--- START ---

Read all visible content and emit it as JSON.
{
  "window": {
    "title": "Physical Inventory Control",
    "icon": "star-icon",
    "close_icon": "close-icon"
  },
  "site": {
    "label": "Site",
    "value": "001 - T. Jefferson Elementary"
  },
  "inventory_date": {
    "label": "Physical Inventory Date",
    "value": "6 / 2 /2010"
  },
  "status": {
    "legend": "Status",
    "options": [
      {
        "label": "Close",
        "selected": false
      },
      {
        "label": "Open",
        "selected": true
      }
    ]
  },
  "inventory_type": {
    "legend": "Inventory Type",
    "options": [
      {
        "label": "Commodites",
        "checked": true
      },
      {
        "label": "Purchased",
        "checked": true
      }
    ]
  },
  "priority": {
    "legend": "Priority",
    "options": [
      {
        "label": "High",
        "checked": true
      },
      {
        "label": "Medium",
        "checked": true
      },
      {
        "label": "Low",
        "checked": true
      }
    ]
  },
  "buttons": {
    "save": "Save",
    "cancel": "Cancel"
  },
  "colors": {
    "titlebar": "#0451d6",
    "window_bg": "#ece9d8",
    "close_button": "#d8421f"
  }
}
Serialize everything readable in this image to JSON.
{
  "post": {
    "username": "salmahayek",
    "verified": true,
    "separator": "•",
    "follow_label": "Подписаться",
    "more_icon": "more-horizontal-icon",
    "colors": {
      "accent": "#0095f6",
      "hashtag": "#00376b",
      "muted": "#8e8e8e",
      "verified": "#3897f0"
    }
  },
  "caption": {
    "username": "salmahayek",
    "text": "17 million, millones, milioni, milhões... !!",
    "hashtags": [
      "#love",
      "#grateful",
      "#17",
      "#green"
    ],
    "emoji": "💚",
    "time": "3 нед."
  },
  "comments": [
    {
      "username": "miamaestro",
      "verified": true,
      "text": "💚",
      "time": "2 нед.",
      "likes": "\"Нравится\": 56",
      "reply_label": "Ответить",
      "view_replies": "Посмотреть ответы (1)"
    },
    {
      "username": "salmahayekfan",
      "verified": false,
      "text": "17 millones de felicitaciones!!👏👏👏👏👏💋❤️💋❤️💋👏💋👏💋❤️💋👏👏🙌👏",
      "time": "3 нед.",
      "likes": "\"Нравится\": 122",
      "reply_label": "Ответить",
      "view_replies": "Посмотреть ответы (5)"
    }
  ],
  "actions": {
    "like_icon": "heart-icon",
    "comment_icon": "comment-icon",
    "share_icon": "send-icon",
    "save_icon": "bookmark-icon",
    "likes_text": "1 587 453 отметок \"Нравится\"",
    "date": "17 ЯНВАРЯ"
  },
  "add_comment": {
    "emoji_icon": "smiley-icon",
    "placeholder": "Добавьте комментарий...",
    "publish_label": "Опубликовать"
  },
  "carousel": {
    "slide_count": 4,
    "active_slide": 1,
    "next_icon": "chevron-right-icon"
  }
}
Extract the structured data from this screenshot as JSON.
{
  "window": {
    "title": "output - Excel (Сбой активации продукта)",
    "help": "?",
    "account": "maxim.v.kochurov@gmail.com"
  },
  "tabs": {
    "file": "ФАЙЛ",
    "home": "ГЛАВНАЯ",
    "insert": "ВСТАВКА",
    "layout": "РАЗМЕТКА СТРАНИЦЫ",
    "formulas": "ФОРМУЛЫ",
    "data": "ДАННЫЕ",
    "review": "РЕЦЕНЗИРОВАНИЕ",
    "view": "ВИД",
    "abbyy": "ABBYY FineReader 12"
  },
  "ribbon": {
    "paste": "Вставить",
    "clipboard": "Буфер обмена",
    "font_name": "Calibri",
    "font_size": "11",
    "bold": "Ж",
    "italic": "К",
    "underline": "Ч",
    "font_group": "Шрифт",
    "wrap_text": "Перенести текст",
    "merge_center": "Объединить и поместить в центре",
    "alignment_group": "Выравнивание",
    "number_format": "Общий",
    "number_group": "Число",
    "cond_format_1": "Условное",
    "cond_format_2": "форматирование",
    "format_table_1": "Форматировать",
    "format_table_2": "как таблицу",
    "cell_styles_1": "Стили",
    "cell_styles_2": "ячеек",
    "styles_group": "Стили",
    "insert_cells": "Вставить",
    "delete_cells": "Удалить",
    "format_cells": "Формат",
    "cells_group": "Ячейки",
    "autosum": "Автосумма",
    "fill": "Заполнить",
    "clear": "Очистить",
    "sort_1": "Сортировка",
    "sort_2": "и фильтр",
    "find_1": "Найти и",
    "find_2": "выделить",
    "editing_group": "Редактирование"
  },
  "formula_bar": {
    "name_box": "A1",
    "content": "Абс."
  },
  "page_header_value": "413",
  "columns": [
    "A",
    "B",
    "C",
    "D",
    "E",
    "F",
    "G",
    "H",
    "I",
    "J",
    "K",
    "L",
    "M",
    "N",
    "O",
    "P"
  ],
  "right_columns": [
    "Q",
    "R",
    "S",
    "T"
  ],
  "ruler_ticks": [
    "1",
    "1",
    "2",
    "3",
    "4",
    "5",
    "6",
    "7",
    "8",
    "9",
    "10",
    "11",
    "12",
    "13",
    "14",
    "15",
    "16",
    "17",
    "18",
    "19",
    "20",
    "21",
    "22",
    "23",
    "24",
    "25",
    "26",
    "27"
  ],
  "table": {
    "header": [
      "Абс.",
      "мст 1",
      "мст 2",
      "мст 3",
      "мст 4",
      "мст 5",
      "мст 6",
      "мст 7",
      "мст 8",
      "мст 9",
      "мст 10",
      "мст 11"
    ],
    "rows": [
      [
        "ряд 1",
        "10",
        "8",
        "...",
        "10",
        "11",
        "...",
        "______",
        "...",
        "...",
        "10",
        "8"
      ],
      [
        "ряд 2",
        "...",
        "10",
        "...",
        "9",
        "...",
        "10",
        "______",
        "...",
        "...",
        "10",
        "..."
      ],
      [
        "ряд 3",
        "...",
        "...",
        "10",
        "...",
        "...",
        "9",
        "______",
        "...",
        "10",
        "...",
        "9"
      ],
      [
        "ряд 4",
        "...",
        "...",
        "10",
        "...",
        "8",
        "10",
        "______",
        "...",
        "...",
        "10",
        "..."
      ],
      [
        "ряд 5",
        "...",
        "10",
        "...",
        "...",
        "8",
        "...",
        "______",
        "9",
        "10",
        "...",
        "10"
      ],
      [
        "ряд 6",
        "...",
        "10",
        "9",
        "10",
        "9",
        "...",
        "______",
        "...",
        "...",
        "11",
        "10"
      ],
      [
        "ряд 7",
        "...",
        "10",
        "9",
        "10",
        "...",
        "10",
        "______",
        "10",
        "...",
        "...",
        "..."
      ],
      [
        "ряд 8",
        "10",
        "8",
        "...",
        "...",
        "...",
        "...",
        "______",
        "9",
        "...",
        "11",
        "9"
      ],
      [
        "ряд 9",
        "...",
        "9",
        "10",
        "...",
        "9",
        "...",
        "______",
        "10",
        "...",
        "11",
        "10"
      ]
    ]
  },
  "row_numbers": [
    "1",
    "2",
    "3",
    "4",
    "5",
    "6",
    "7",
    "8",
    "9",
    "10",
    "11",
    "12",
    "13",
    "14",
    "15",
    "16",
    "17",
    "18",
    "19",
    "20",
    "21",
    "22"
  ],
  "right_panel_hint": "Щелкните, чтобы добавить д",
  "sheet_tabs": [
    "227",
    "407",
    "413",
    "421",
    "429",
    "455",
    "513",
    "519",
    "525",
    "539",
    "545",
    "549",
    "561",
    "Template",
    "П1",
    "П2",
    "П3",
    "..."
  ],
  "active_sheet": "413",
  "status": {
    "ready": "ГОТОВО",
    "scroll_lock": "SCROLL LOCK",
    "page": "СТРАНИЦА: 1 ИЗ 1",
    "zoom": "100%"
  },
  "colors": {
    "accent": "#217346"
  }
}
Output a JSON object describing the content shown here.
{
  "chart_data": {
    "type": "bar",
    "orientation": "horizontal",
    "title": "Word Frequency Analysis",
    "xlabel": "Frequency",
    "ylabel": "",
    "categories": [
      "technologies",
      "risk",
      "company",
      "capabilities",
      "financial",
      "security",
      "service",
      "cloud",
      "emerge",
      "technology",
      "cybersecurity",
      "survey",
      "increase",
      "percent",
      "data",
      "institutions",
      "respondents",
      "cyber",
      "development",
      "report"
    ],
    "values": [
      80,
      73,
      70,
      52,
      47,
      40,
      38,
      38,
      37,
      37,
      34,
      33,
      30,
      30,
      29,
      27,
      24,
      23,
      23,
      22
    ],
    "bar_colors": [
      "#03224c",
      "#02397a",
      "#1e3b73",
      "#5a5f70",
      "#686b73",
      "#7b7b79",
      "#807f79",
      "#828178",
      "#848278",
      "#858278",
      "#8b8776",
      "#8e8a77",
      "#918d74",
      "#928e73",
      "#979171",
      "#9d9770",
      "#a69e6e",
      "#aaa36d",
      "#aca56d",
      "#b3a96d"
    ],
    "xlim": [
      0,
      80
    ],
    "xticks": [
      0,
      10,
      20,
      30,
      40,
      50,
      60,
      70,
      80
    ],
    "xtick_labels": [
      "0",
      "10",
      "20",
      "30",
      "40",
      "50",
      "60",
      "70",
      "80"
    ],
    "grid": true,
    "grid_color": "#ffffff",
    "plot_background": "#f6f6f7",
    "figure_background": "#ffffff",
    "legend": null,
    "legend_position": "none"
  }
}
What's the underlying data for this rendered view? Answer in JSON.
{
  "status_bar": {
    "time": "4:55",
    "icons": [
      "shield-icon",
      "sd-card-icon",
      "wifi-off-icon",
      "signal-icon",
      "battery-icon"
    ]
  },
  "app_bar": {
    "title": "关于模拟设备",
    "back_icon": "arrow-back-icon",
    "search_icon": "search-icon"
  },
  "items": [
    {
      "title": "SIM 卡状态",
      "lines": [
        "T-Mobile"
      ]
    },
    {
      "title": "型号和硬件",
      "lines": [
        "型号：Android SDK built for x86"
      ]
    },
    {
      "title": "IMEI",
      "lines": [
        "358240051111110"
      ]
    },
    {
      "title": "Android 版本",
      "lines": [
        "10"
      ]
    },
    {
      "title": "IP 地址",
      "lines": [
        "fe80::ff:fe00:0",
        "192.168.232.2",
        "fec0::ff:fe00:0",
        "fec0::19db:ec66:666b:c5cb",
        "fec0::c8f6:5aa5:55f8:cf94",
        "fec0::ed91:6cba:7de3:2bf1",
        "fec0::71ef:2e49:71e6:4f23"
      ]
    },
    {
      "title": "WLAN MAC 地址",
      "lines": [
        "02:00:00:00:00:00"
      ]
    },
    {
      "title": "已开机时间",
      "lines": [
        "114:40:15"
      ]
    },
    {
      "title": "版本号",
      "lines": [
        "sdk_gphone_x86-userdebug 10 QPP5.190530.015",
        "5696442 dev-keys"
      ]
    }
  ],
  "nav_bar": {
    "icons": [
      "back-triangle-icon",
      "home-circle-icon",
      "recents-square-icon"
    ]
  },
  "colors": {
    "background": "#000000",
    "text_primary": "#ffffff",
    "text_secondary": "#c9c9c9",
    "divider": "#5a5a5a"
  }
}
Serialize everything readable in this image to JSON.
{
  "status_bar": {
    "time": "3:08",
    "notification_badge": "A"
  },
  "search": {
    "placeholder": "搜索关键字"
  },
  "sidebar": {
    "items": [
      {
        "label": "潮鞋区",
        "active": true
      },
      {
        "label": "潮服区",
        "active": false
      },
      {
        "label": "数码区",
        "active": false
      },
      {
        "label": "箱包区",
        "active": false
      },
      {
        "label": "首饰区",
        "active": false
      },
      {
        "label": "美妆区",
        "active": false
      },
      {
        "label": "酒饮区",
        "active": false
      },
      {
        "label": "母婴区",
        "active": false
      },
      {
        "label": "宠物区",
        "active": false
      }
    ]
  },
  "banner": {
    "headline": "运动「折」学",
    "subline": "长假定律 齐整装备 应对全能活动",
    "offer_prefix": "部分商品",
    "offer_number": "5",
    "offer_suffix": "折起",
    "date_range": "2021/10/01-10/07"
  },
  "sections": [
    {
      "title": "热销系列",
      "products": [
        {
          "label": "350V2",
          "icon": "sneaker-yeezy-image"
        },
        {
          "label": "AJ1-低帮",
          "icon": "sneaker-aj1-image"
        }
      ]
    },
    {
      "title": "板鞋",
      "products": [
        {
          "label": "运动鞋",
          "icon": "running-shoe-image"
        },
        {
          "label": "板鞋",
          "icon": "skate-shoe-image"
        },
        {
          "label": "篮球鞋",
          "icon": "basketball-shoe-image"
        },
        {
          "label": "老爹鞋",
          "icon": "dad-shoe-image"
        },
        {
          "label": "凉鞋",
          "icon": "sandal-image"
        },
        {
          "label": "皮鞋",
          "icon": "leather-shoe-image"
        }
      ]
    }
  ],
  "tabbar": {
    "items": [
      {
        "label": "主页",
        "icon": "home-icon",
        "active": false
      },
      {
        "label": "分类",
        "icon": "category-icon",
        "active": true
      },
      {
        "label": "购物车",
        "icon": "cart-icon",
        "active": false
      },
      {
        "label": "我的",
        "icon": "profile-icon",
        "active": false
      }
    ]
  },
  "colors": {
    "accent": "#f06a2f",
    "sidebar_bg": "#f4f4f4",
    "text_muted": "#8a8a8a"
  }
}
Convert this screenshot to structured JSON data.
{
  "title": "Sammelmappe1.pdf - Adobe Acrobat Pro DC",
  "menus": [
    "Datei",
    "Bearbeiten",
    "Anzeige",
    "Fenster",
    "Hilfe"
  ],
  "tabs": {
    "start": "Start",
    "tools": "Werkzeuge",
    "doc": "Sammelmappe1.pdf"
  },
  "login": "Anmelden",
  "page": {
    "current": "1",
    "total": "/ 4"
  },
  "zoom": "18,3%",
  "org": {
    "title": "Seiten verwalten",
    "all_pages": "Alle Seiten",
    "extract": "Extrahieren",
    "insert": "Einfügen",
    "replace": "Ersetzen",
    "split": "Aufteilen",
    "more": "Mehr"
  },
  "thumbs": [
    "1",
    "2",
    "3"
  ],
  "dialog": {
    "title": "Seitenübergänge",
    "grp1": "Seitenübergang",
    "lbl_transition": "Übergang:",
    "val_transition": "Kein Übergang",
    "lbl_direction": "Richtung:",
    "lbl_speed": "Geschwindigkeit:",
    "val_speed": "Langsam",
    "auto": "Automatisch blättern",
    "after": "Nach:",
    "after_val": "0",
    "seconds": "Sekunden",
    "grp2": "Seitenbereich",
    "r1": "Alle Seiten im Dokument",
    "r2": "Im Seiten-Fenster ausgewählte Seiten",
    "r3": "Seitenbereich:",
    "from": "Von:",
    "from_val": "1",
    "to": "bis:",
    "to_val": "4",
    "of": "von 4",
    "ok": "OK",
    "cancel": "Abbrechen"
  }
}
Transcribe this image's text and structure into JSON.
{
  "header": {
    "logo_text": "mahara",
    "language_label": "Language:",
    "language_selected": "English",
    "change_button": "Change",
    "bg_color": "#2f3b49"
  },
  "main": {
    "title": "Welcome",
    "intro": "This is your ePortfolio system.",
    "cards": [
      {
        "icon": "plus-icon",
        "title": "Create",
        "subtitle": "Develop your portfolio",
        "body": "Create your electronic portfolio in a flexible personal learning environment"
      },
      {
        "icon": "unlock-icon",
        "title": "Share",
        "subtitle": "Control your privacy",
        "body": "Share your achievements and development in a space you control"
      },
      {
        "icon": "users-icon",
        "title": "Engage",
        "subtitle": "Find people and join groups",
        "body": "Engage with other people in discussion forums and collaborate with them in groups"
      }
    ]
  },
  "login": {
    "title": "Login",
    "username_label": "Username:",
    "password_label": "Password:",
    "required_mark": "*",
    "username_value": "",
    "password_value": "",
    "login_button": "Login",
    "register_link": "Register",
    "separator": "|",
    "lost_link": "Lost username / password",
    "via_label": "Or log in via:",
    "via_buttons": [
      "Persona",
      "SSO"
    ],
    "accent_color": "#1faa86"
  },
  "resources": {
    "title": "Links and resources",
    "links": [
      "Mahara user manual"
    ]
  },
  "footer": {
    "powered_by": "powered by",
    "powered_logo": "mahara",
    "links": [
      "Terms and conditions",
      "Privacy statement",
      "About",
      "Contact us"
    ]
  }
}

--- END ---

Go through the material and select each line with the string "placeholder" in it.

- SOLUTION:
    "placeholder": "Добавьте комментарий...",
    "placeholder": "搜索关键字"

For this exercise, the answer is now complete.